• [Problem details] Keep the pictures out of the copy and print all the entries below exactly.

-------- Extracted data --------

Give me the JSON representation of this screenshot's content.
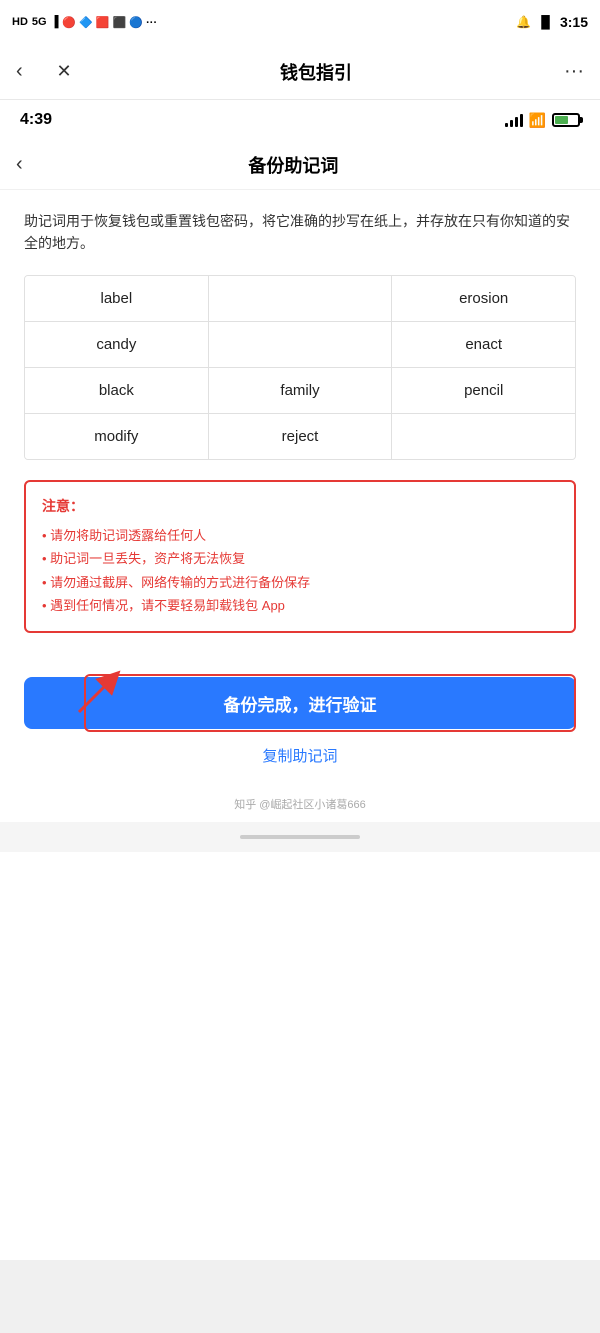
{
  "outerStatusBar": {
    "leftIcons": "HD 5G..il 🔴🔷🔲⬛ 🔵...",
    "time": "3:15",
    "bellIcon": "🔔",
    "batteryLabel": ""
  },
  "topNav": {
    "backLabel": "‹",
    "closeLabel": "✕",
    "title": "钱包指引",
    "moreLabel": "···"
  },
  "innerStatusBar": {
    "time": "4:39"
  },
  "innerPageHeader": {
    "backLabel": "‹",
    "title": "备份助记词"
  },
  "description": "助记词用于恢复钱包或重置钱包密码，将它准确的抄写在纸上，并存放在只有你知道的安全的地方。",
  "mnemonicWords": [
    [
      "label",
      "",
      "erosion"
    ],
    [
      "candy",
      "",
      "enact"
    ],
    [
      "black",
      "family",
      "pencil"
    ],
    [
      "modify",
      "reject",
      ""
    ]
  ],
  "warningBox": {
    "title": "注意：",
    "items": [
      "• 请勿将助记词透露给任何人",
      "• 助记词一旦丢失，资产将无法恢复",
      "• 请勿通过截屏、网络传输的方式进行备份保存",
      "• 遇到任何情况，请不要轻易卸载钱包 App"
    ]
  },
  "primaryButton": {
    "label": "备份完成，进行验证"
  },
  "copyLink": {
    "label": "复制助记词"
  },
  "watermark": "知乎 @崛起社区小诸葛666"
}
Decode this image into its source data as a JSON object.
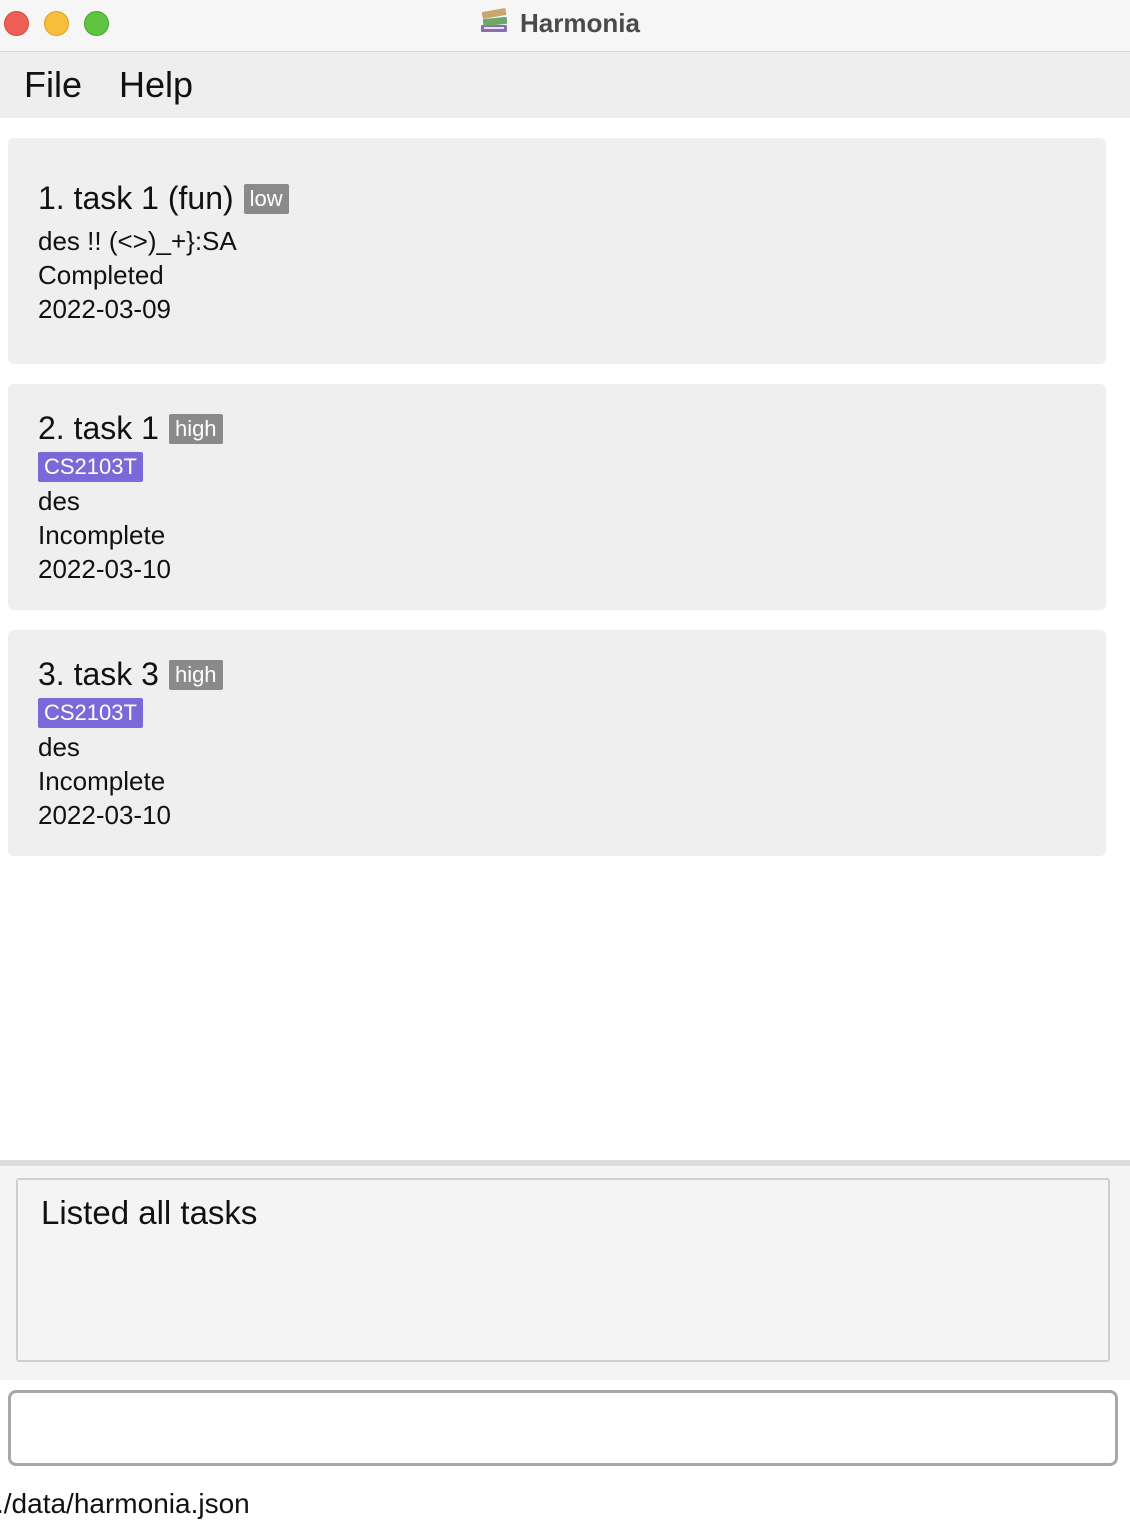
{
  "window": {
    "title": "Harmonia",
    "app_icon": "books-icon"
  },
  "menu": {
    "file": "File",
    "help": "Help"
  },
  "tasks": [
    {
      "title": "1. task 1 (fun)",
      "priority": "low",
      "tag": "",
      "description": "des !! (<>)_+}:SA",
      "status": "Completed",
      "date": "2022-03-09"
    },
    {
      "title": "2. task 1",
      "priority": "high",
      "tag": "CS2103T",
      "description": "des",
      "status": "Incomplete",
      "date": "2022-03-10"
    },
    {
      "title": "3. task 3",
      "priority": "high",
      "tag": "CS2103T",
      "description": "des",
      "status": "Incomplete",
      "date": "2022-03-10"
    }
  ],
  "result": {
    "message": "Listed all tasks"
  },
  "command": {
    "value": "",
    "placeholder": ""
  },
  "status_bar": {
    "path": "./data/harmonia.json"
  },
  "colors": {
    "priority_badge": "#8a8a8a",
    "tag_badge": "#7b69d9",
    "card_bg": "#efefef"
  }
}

--------

• [Reply]
Give me the JSON representation of this screenshot's content.
{
  "outerStatusBar": {
    "leftIcons": "HD 5G..il 🔴🔷🔲⬛ 🔵...",
    "time": "3:15",
    "bellIcon": "🔔",
    "batteryLabel": ""
  },
  "topNav": {
    "backLabel": "‹",
    "closeLabel": "✕",
    "title": "钱包指引",
    "moreLabel": "···"
  },
  "innerStatusBar": {
    "time": "4:39"
  },
  "innerPageHeader": {
    "backLabel": "‹",
    "title": "备份助记词"
  },
  "description": "助记词用于恢复钱包或重置钱包密码，将它准确的抄写在纸上，并存放在只有你知道的安全的地方。",
  "mnemonicWords": [
    [
      "label",
      "",
      "erosion"
    ],
    [
      "candy",
      "",
      "enact"
    ],
    [
      "black",
      "family",
      "pencil"
    ],
    [
      "modify",
      "reject",
      ""
    ]
  ],
  "warningBox": {
    "title": "注意：",
    "items": [
      "• 请勿将助记词透露给任何人",
      "• 助记词一旦丢失，资产将无法恢复",
      "• 请勿通过截屏、网络传输的方式进行备份保存",
      "• 遇到任何情况，请不要轻易卸载钱包 App"
    ]
  },
  "primaryButton": {
    "label": "备份完成，进行验证"
  },
  "copyLink": {
    "label": "复制助记词"
  },
  "watermark": "知乎 @崛起社区小诸葛666"
}
Decode this image into its source data as a JSON object.
{
  "window": {
    "title": "Harmonia",
    "app_icon": "books-icon"
  },
  "menu": {
    "file": "File",
    "help": "Help"
  },
  "tasks": [
    {
      "title": "1. task 1 (fun)",
      "priority": "low",
      "tag": "",
      "description": "des !! (<>)_+}:SA",
      "status": "Completed",
      "date": "2022-03-09"
    },
    {
      "title": "2. task 1",
      "priority": "high",
      "tag": "CS2103T",
      "description": "des",
      "status": "Incomplete",
      "date": "2022-03-10"
    },
    {
      "title": "3. task 3",
      "priority": "high",
      "tag": "CS2103T",
      "description": "des",
      "status": "Incomplete",
      "date": "2022-03-10"
    }
  ],
  "result": {
    "message": "Listed all tasks"
  },
  "command": {
    "value": "",
    "placeholder": ""
  },
  "status_bar": {
    "path": "./data/harmonia.json"
  },
  "colors": {
    "priority_badge": "#8a8a8a",
    "tag_badge": "#7b69d9",
    "card_bg": "#efefef"
  }
}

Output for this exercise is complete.